§ **Given request**: List each line holding the string "this".

§ **Input material**:
(begin)
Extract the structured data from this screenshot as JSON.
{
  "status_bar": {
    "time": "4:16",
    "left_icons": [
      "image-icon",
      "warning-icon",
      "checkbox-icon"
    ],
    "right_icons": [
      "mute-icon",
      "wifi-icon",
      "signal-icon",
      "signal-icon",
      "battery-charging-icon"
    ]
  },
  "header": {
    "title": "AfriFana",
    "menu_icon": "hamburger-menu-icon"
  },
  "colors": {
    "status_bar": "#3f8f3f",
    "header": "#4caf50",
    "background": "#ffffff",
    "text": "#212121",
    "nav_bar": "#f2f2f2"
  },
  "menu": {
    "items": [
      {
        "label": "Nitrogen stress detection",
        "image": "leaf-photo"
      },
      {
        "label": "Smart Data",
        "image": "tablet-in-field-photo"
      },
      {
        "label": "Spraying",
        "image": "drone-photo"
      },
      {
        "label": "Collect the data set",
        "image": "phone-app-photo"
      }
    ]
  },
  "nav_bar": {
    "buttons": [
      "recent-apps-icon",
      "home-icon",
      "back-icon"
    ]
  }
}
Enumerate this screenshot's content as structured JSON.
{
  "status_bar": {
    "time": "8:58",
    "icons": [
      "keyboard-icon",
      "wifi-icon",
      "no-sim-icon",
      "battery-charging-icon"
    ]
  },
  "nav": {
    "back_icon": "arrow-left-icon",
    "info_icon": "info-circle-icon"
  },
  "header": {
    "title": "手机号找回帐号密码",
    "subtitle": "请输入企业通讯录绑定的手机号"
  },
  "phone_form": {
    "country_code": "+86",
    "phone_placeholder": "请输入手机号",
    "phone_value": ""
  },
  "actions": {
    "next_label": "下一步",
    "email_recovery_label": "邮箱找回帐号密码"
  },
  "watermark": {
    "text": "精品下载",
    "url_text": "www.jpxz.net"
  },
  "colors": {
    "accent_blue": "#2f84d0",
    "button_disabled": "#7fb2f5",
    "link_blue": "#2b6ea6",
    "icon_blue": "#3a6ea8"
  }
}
(end)
§ **Worked answer**:
Extract the structured data from this screenshot as JSON.
Enumerate this screenshot's content as structured JSON.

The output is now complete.